## TASK TO COMPLETE
Go through the records below line by line. Count the lines with "City" and give the count alone.

## PROVIDED DATA

---

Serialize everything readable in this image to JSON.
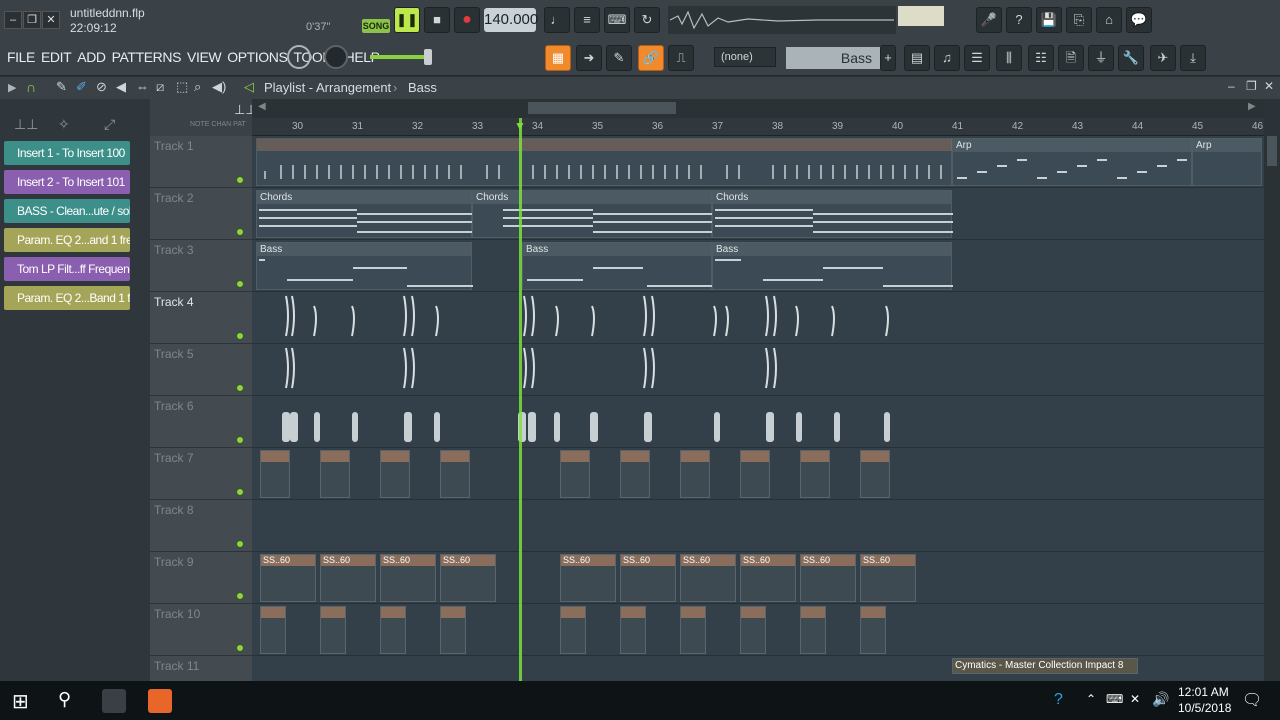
{
  "window": {
    "filename": "untitleddnn.flp",
    "time_display": "22:09:12",
    "pos_display": "0'37\"",
    "song_mode": "SONG",
    "tempo": "140.000"
  },
  "menu": [
    "FILE",
    "EDIT",
    "ADD",
    "PATTERNS",
    "VIEW",
    "OPTIONS",
    "TOOLS",
    "HELP"
  ],
  "toolbar": {
    "pattern_select": "(none)",
    "channel_name": "Bass"
  },
  "playlist": {
    "title": "Playlist - Arrangement",
    "breadcrumb": "Bass"
  },
  "automation": [
    {
      "label": "Insert 1 - To Insert 100",
      "color": "teal"
    },
    {
      "label": "Insert 2 - To Insert 101",
      "color": "purple"
    },
    {
      "label": "BASS - Clean...ute / solo",
      "color": "teal"
    },
    {
      "label": "Param. EQ 2...and 1 freq",
      "color": "olive"
    },
    {
      "label": "Tom LP Filt...ff Frequency",
      "color": "purple"
    },
    {
      "label": "Param. EQ 2...Band 1 freq",
      "color": "olive"
    }
  ],
  "ruler": [
    "30",
    "31",
    "32",
    "33",
    "34",
    "35",
    "36",
    "37",
    "38",
    "39",
    "40",
    "41",
    "42",
    "43",
    "44",
    "45",
    "46"
  ],
  "tracks": [
    "Track 1",
    "Track 2",
    "Track 3",
    "Track 4",
    "Track 5",
    "Track 6",
    "Track 7",
    "Track 8",
    "Track 9",
    "Track 10",
    "Track 11"
  ],
  "clips": {
    "arp": "Arp",
    "chords": "Chords",
    "bass": "Bass",
    "ss60": "SS..60",
    "cymatics": "Cymatics - Master Collection Impact 8"
  },
  "taskbar": {
    "time": "12:01 AM",
    "date": "10/5/2018"
  }
}
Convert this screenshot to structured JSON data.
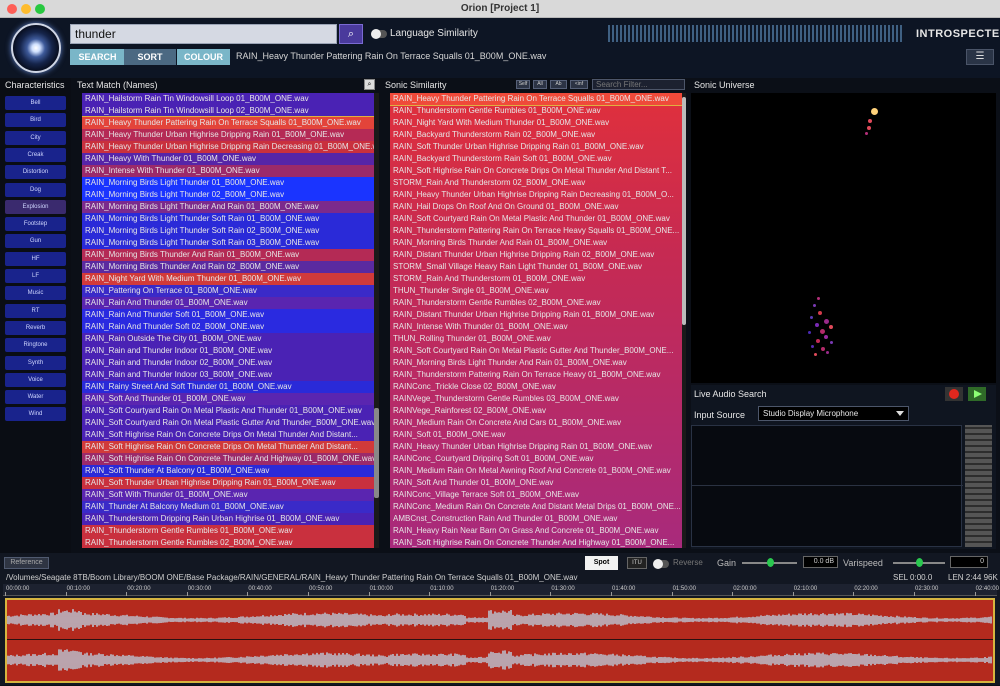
{
  "window": {
    "title": "Orion [Project 1]"
  },
  "topbar": {
    "search_value": "thunder",
    "search_icon": "telescope-icon",
    "language_similarity": "Language Similarity",
    "brand": "INTROSPECTER",
    "tabs": [
      "SEARCH",
      "SORT",
      "COLOUR"
    ],
    "selected_file": "RAIN_Heavy Thunder Pattering Rain On Terrace Squalls 01_B00M_ONE.wav",
    "menu_icon": "list-menu-icon"
  },
  "characteristics": {
    "title": "Characteristics",
    "items": [
      "Bell",
      "Bird",
      "City",
      "Creak",
      "Distortion",
      "Dog",
      "Explosion",
      "Footstep",
      "Gun",
      "HF",
      "LF",
      "Music",
      "RT",
      "Reverb",
      "Ringtone",
      "Synth",
      "Voice",
      "Water",
      "Wind"
    ],
    "active": "Explosion"
  },
  "text_match": {
    "title": "Text Match (Names)",
    "selected_index": 2,
    "items": [
      {
        "name": "RAIN_Hailstorm Rain Tin Windowsill Loop 01_B00M_ONE.wav",
        "color": "#4a22b4"
      },
      {
        "name": "RAIN_Hailstorm Rain Tin Windowsill Loop 02_B00M_ONE.wav",
        "color": "#4a22b4"
      },
      {
        "name": "RAIN_Heavy Thunder Pattering Rain On Terrace Squalls 01_B00M_ONE.wav",
        "color": "#e3443a"
      },
      {
        "name": "RAIN_Heavy Thunder Urban Highrise Dripping Rain 01_B00M_ONE.wav",
        "color": "#b52a55"
      },
      {
        "name": "RAIN_Heavy Thunder Urban Highrise Dripping Rain Decreasing 01_B00M_ONE.wav",
        "color": "#c9303e"
      },
      {
        "name": "RAIN_Heavy With Thunder 01_B00M_ONE.wav",
        "color": "#5625a8"
      },
      {
        "name": "RAIN_Intense With Thunder 01_B00M_ONE.wav",
        "color": "#9b2a6a"
      },
      {
        "name": "RAIN_Morning Birds Light Thunder 01_B00M_ONE.wav",
        "color": "#1a34ff"
      },
      {
        "name": "RAIN_Morning Birds Light Thunder 02_B00M_ONE.wav",
        "color": "#1a34ff"
      },
      {
        "name": "RAIN_Morning Birds Light Thunder And Rain 01_B00M_ONE.wav",
        "color": "#7b2a8c"
      },
      {
        "name": "RAIN_Morning Birds Light Thunder Soft Rain 01_B00M_ONE.wav",
        "color": "#2a2ad8"
      },
      {
        "name": "RAIN_Morning Birds Light Thunder Soft Rain 02_B00M_ONE.wav",
        "color": "#2a2ad8"
      },
      {
        "name": "RAIN_Morning Birds Light Thunder Soft Rain 03_B00M_ONE.wav",
        "color": "#2a2ad8"
      },
      {
        "name": "RAIN_Morning Birds Thunder And Rain 01_B00M_ONE.wav",
        "color": "#b42a55"
      },
      {
        "name": "RAIN_Morning Birds Thunder And Rain 02_B00M_ONE.wav",
        "color": "#5a2aa0"
      },
      {
        "name": "RAIN_Night Yard With Medium Thunder 01_B00M_ONE.wav",
        "color": "#d13a3a"
      },
      {
        "name": "RAIN_Pattering On Terrace 01_B00M_ONE.wav",
        "color": "#3a2ac8"
      },
      {
        "name": "RAIN_Rain And Thunder 01_B00M_ONE.wav",
        "color": "#5a25b0"
      },
      {
        "name": "RAIN_Rain And Thunder Soft 01_B00M_ONE.wav",
        "color": "#2a2ae0"
      },
      {
        "name": "RAIN_Rain And Thunder Soft 02_B00M_ONE.wav",
        "color": "#2a2ae0"
      },
      {
        "name": "RAIN_Rain Outside The City 01_B00M_ONE.wav",
        "color": "#4a22b4"
      },
      {
        "name": "RAIN_Rain and Thunder Indoor 01_B00M_ONE.wav",
        "color": "#4a22b4"
      },
      {
        "name": "RAIN_Rain and Thunder Indoor 02_B00M_ONE.wav",
        "color": "#4a22b4"
      },
      {
        "name": "RAIN_Rain and Thunder Indoor 03_B00M_ONE.wav",
        "color": "#4a22b4"
      },
      {
        "name": "RAIN_Rainy Street And Soft Thunder 01_B00M_ONE.wav",
        "color": "#2a2ad8"
      },
      {
        "name": "RAIN_Soft And Thunder 01_B00M_ONE.wav",
        "color": "#5a25b0"
      },
      {
        "name": "RAIN_Soft Courtyard Rain On Metal Plastic And Thunder 01_B00M_ONE.wav",
        "color": "#4a22b4"
      },
      {
        "name": "RAIN_Soft Courtyard Rain On Metal Plastic Gutter And Thunder_B00M_ONE.wav",
        "color": "#4a22b4"
      },
      {
        "name": "RAIN_Soft Highrise Rain On Concrete Drips On Metal Thunder And Distant...",
        "color": "#4a22b4"
      },
      {
        "name": "RAIN_Soft Highrise Rain On Concrete Drips On Metal Thunder And Distant...",
        "color": "#d13a3a"
      },
      {
        "name": "RAIN_Soft Highrise Rain On Concrete Thunder And Highway 01_B00M_ONE.wav",
        "color": "#9b2a6a"
      },
      {
        "name": "RAIN_Soft Thunder At Balcony 01_B00M_ONE.wav",
        "color": "#2a2ad8"
      },
      {
        "name": "RAIN_Soft Thunder Urban Highrise Dripping Rain 01_B00M_ONE.wav",
        "color": "#c9303e"
      },
      {
        "name": "RAIN_Soft With Thunder 01_B00M_ONE.wav",
        "color": "#5a25b0"
      },
      {
        "name": "RAIN_Thunder At Balcony Medium 01_B00M_ONE.wav",
        "color": "#3a2ac8"
      },
      {
        "name": "RAIN_Thunderstorm Dripping Rain Urban Highrise 01_B00M_ONE.wav",
        "color": "#4a22b4"
      },
      {
        "name": "RAIN_Thunderstorm Gentle Rumbles 01_B00M_ONE.wav",
        "color": "#c9303e"
      },
      {
        "name": "RAIN_Thunderstorm Gentle Rumbles 02_B00M_ONE.wav",
        "color": "#c9303e"
      }
    ]
  },
  "sonic_similarity": {
    "title": "Sonic Similarity",
    "buttons": [
      "Self",
      "All",
      "Ab",
      "<inf"
    ],
    "filter_placeholder": "Search Filter...",
    "items": [
      "RAIN_Heavy Thunder Pattering Rain On Terrace Squalls 01_B00M_ONE.wav",
      "RAIN_Thunderstorm Gentle Rumbles 01_B00M_ONE.wav",
      "RAIN_Night Yard With Medium Thunder 01_B00M_ONE.wav",
      "RAIN_Backyard Thunderstorm Rain 02_B00M_ONE.wav",
      "RAIN_Soft Thunder Urban Highrise Dripping Rain 01_B00M_ONE.wav",
      "RAIN_Backyard Thunderstorm Rain Soft 01_B00M_ONE.wav",
      "RAIN_Soft Highrise Rain On Concrete Drips On Metal Thunder And Distant T...",
      "STORM_Rain And Thunderstorm 02_B00M_ONE.wav",
      "RAIN_Heavy Thunder Urban Highrise Dripping Rain Decreasing 01_B00M_O...",
      "RAIN_Hail Drops On Roof And On Ground 01_B00M_ONE.wav",
      "RAIN_Soft Courtyard Rain On Metal Plastic And Thunder 01_B00M_ONE.wav",
      "RAIN_Thunderstorm Pattering Rain On Terrace Heavy Squalls 01_B00M_ONE...",
      "RAIN_Morning Birds Thunder And Rain 01_B00M_ONE.wav",
      "RAIN_Distant Thunder Urban Highrise Dripping Rain 02_B00M_ONE.wav",
      "STORM_Small Village Heavy Rain Light Thunder 01_B00M_ONE.wav",
      "STORM_Rain And Thunderstorm 01_B00M_ONE.wav",
      "THUN_Thunder Single 01_B00M_ONE.wav",
      "RAIN_Thunderstorm Gentle Rumbles 02_B00M_ONE.wav",
      "RAIN_Distant Thunder Urban Highrise Dripping Rain 01_B00M_ONE.wav",
      "RAIN_Intense With Thunder 01_B00M_ONE.wav",
      "THUN_Rolling Thunder 01_B00M_ONE.wav",
      "RAIN_Soft Courtyard Rain On Metal Plastic Gutter And Thunder_B00M_ONE...",
      "RAIN_Morning Birds Light Thunder And Rain 01_B00M_ONE.wav",
      "RAIN_Thunderstorm Pattering Rain On Terrace Heavy 01_B00M_ONE.wav",
      "RAINConc_Trickle Close 02_B00M_ONE.wav",
      "RAINVege_Thunderstorm Gentle Rumbles 03_B00M_ONE.wav",
      "RAINVege_Rainforest 02_B00M_ONE.wav",
      "RAIN_Medium Rain On Concrete And Cars 01_B00M_ONE.wav",
      "RAIN_Soft 01_B00M_ONE.wav",
      "RAIN_Heavy Thunder Urban Highrise Dripping Rain 01_B00M_ONE.wav",
      "RAINConc_Courtyard Dripping Soft 01_B00M_ONE.wav",
      "RAIN_Medium Rain On Metal Awning Roof And Concrete 01_B00M_ONE.wav",
      "RAIN_Soft And Thunder 01_B00M_ONE.wav",
      "RAINConc_Village Terrace Soft 01_B00M_ONE.wav",
      "RAINConc_Medium Rain On Concrete And Distant Metal Drips 01_B00M_ONE...",
      "AMBCnst_Construction Rain And Thunder 01_B00M_ONE.wav",
      "RAIN_Heavy Rain Near Barn On Grass And Concrete 01_B00M_ONE.wav",
      "RAIN_Soft Highrise Rain On Concrete Thunder And Highway 01_B00M_ONE..."
    ]
  },
  "universe": {
    "title": "Sonic Universe"
  },
  "live_audio": {
    "title": "Live Audio Search",
    "input_label": "Input Source",
    "input_value": "Studio Display Microphone"
  },
  "transport": {
    "reference": "Reference",
    "spot": "Spot",
    "itu": "ITU",
    "reverse": "Reverse",
    "gain_label": "Gain",
    "gain_value": "0.0 dB",
    "gain_level": 0.5,
    "varispeed_label": "Varispeed",
    "varispeed_value": "0",
    "varispeed_level": 0.5,
    "path": "/Volumes/Seagate 8TB/Boom Library/BOOM ONE/Base Package/RAIN/GENERAL/RAIN_Heavy Thunder Pattering Rain On Terrace Squalls 01_B00M_ONE.wav",
    "sel": "SEL 0:00.0",
    "len": "LEN 2:44",
    "rate": "96K",
    "ticks": [
      "00:00:00",
      "00:10:00",
      "00:20:00",
      "00:30:00",
      "00:40:00",
      "00:50:00",
      "01:00:00",
      "01:10:00",
      "01:20:00",
      "01:30:00",
      "01:40:00",
      "01:50:00",
      "02:00:00",
      "02:10:00",
      "02:20:00",
      "02:30:00",
      "02:40:00"
    ]
  }
}
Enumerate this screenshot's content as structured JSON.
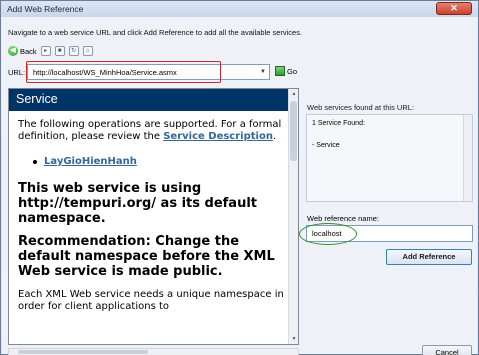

---

## FINAL RESULT
2